Extract provided:
Research Opportunities through the Lower Mekong Archaeological Project
Training and research go hand in hand in the Lower Mekong Archaeological Project, which is co-directed by Dr. Miriam Stark (University of Hawai’i-Manoa, USA) and His Excellency Chuch Phoeurn (Secretary of State, Ministry of Culture and Fine Arts, Kingdom of Cambodia). This international, multi-disciplinary project currently involves American and Cambodian scholars with disciplinary interests in archaeology, geography, art history, historic preservation, and environmental studies. The Lower Mekong Archaeological Project (or LOMAP) was begun in 1996 to study aspects of early state formation in Cambodia's Mekong Delta.
This international collaborative archaeological project brings together scholars from several countries to investigate the early historic period of southern Cambodia. We undertake fieldwork in conjunction with field training for Cambodian students. Work to date has concentrated on archaeological sites in the Angkor Borei region (Takeo province, Cambodia) and at the site of Angkor Borei itself. Interestingly, the Khmer name "Angkor Borei" means "Ancient City"; short distance south of the town lies the hill of Phnom Da, on which the ancient Khmers built religious structures at different points in the past.
The town of Angkor Borei is a thriving center with a population of approximately 14,000. It has a small market, and many residential sections; below this modern town is the ancient site, and finding beads and larger artifacts is common as people garden and undertake household chores on their property. The farmland in Takeo is quite fertile, and many families in Angkor Borei farm. Angkor Borei also has an active trade network that moves goods across the Vietnamese border in either direction. The town has two major temples (vats), and a nearly continuous round of ceremonies and events that bring together families and build the community.
Our excavations have taken place in people's backyards and in their orchards, often with large local audiences. Archaeological research at the ancient site of Angkor Borei shows that the Khmer empire of the 9th-14th centuries represents only the endpoint in a deep historical record, whose origins lie south in the Mekong Delta. Southern Cambodia contains a rich yet poorly understood record of early historic period occupation, between ca. 400 B.C. and A.D. 500. Chinese travelers to this region in the third and sixth centuries A.D. described a kingdom of "Funan," with walled and moated cities that housed rulers, elites, and artisans of fine goods such as precious metals, jewelry, and other crafts (Article).
Archaeological work at contemporary sites in Vietnam suggests that this area was a thriving economic center in the trade routes that linked India to China by way of mainland Southeast Asia. The Mekong Delta was the `rice granary' of Asia, and Indian traders left their imprint on early historic period sites throughout mainland Southeast Asia during this time. The site of Angkor Borei is famous because the earliest dated Khmer inscription (dated to A.D. 611) in Southeast Asia was recovered from this site. In most areas of the world, the transition to history is associated with the appearance of writing. Indigenous writing first appeared in the early seventh century A.D. in southern Cambodia. Yet foreign accounts describe settlements in the lower Mekong region in the earlier centuries A.D., and suggest that the Mekong Delta housed some of the earliest states in mainland Southeast Asia several centuries before the advent of a written record. These polities (or states or mandalas) emerged during the early historic period, and are known solely through documentary evidence (Map).

Information provided:
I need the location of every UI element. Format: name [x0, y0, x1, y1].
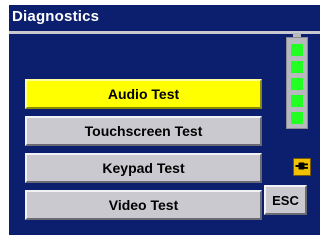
battery-segment	[291, 44, 303, 56]
video-test-label: Video Test	[108, 197, 179, 213]
esc-label: ESC	[272, 192, 299, 208]
page-title: Diagnostics	[12, 8, 100, 25]
battery-segment	[291, 112, 303, 124]
battery-segment	[291, 61, 303, 73]
power-plug-icon	[293, 158, 311, 176]
battery-icon	[286, 37, 308, 129]
audio-test-button[interactable]: Audio Test	[25, 79, 262, 109]
keypad-test-label: Keypad Test	[102, 160, 185, 176]
touchscreen-test-label: Touchscreen Test	[84, 123, 203, 139]
esc-button[interactable]: ESC	[264, 185, 307, 215]
keypad-test-button[interactable]: Keypad Test	[25, 153, 262, 183]
audio-test-label: Audio Test	[107, 86, 180, 102]
title-divider	[9, 31, 320, 34]
power-plug-icon-svg	[295, 162, 308, 170]
video-test-button[interactable]: Video Test	[25, 190, 262, 220]
screen: Diagnostics Audio Test Touchscreen Test …	[0, 0, 336, 241]
touchscreen-test-button[interactable]: Touchscreen Test	[25, 116, 262, 146]
battery-segment	[291, 95, 303, 107]
battery-segment	[291, 78, 303, 90]
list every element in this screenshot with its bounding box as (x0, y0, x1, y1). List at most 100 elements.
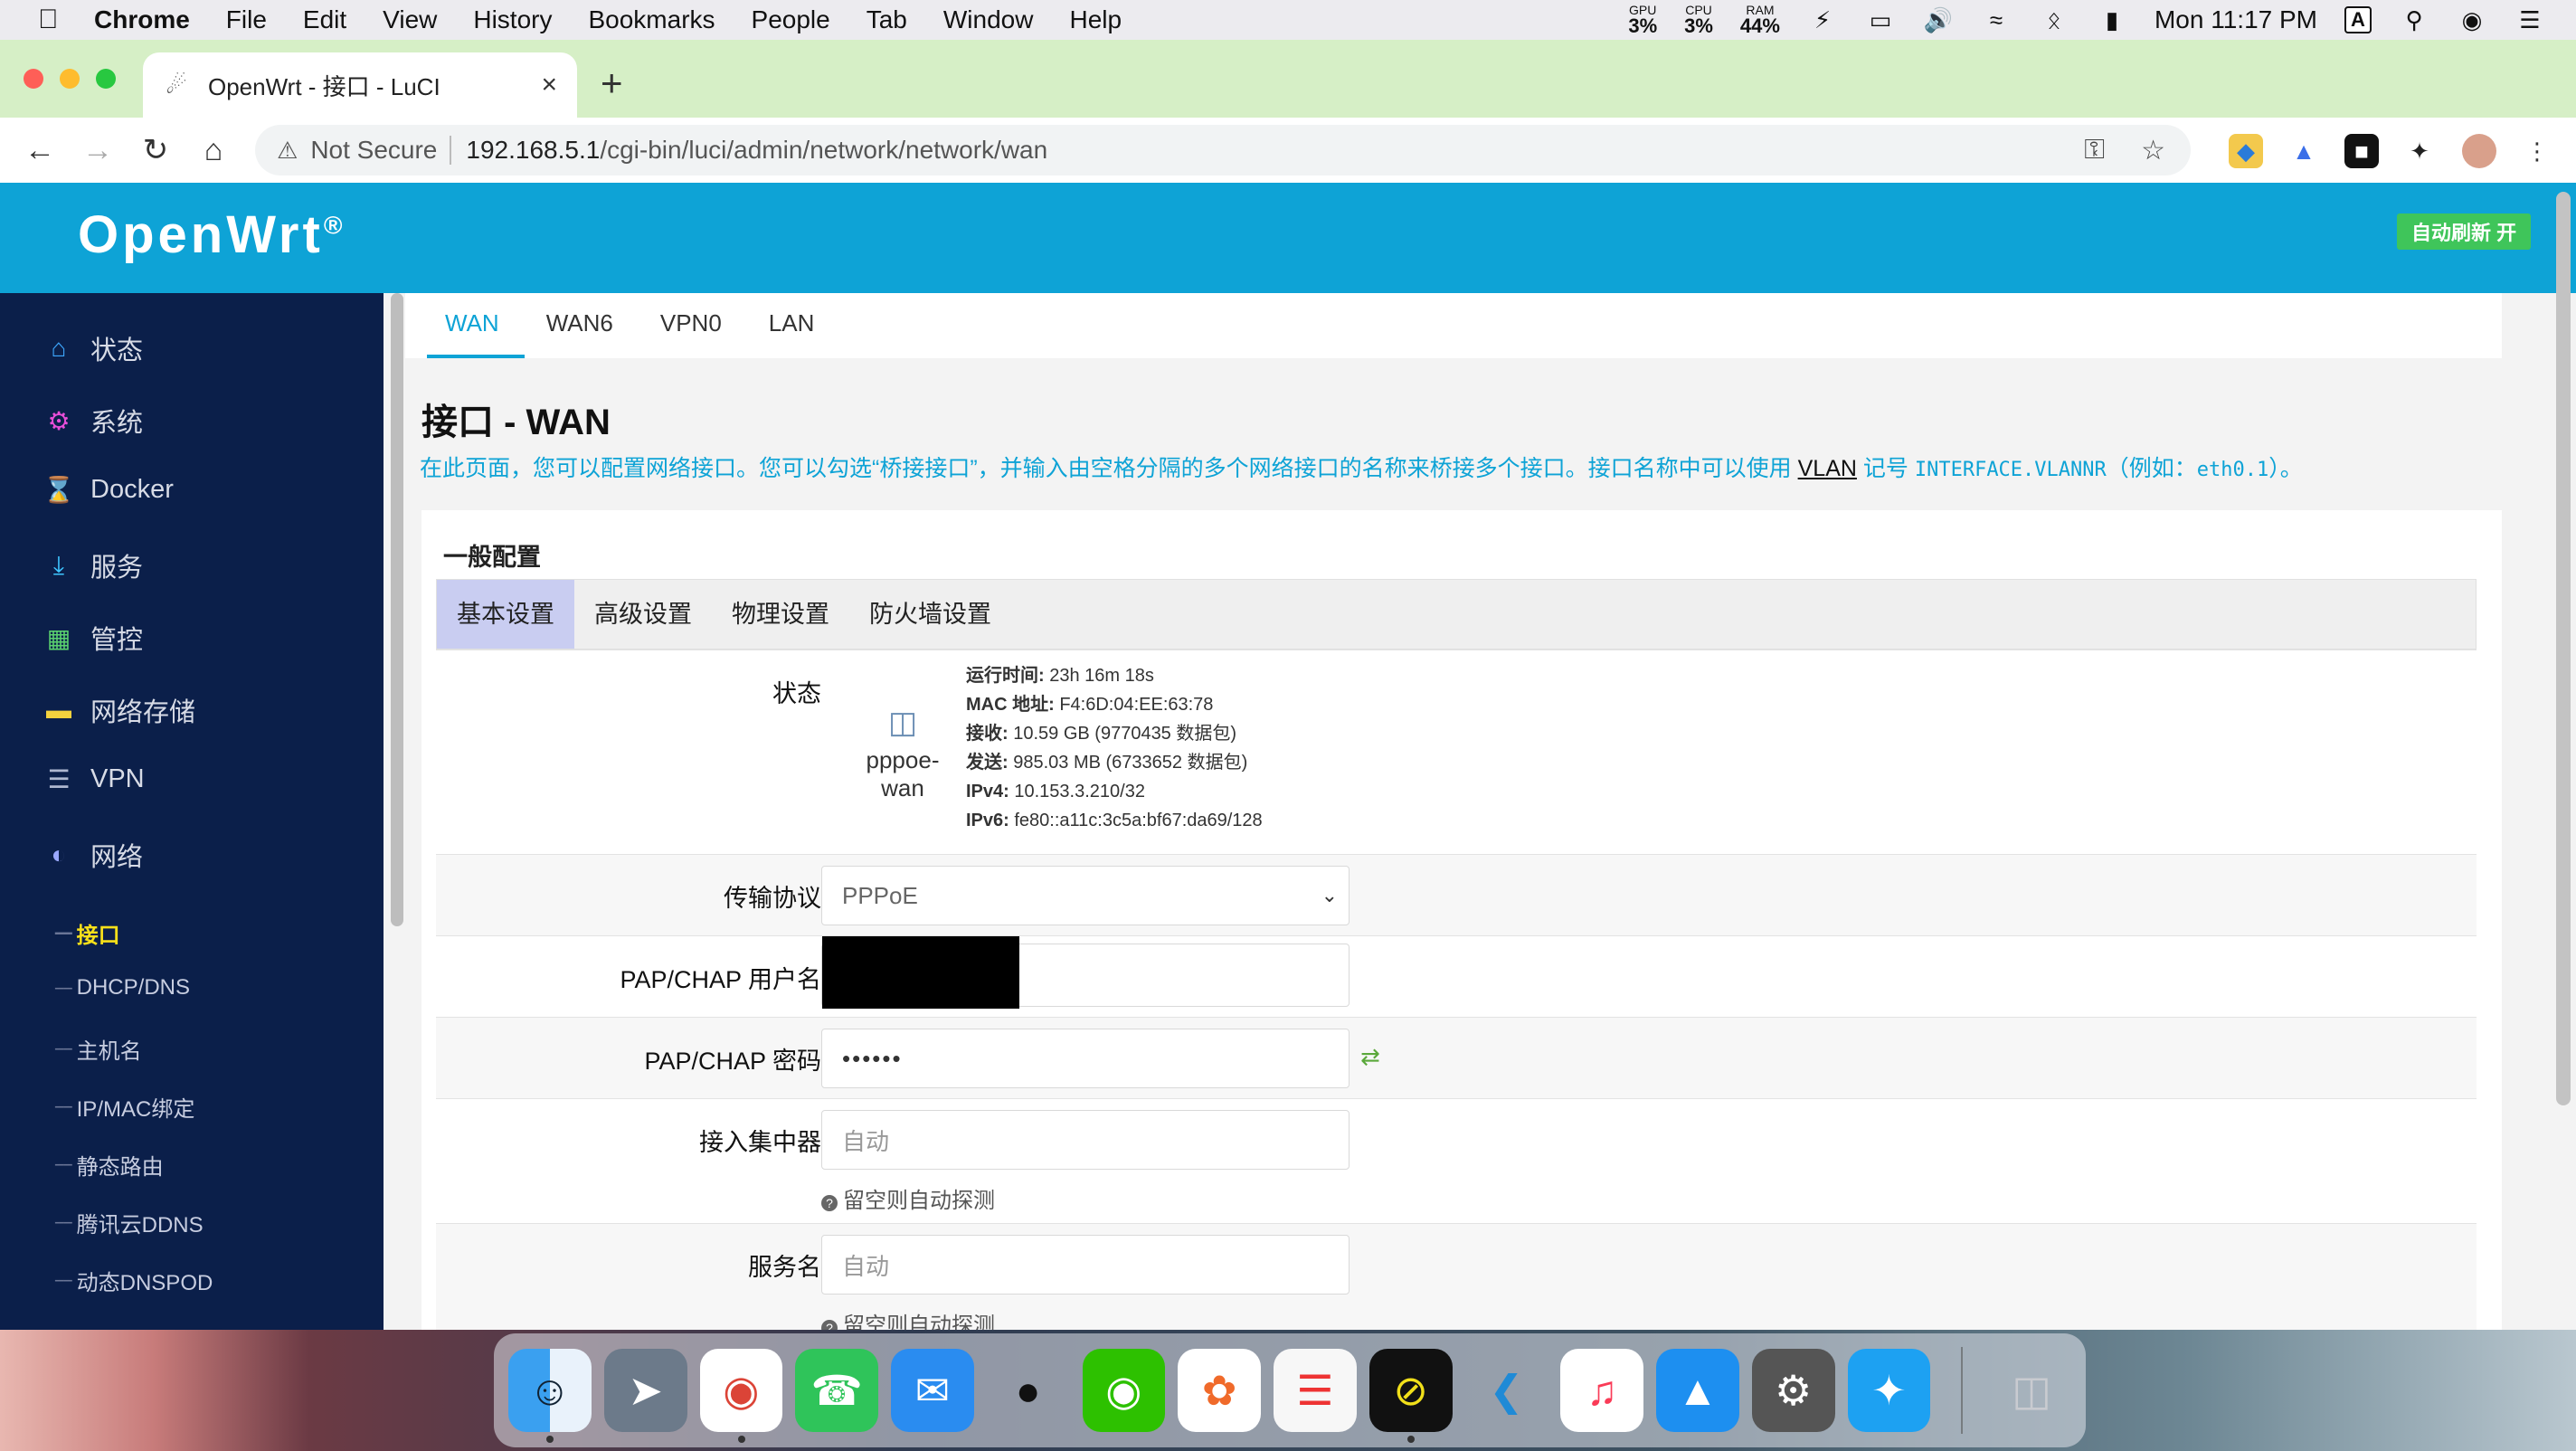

Do this:
Please continue the passage on the Lower Mekong Archaeological Project from the point where it stops.

Result:
LOMAP work began in 1996 with seed grants from the University of Hawai’i and the East-West Center Collaborative Research Program. Since then the project has been supported by the National Endowment for the Humanities, the National Geographic Society, and the Foundation for the Exploration and Research on Cultural Origins, the Center for Khmer Studies, and (most recently) the National Science Foundation. Our excavations in and around Angkor Borei have produced multiple series of radiocarbon dates that begin in the 4th century B.C. Previous dates for Angkor Borei, derived from inscriptional evidence, provide an early seventh century date, and sculptural analyses suggest a burst of activity during this time (Article).
These dates suggest a continuous occupational sequence from the fourth century B.C. to the seventh century A.D. Indeed, the fact that our radiocarbon dates derive from the first millennium B.C. may suggest that the settlement of Angkor Borei was occupied for centuries before the arrival of the Chinese emissaries to this region in the mid-third century A.D. LOMAP excavations, paleoenvironmental research, and archaeological survey all suggest that Angkor Borei was the central hub in a large network of early first-millennium sites across the northern Mekong delta, and that that much of the area between Angkor Borei and Oc Eo was densely populated during the first millennium A.D.
LOMAP Research: 1999 - 2003
LOMAP has undertaken four field seasons since 1999. Work in 1999 and 2000 concentrated on two goals: (1) excavating a portion of an early cemetery at the pagoda called Vat Komnou that dates between c. 200 B.C. - A.D. 200; and (2) launching a regional project of geoarchaeological research and paleoenvironmental reconstruction to understand human-environment interactions during the first millennium A.D.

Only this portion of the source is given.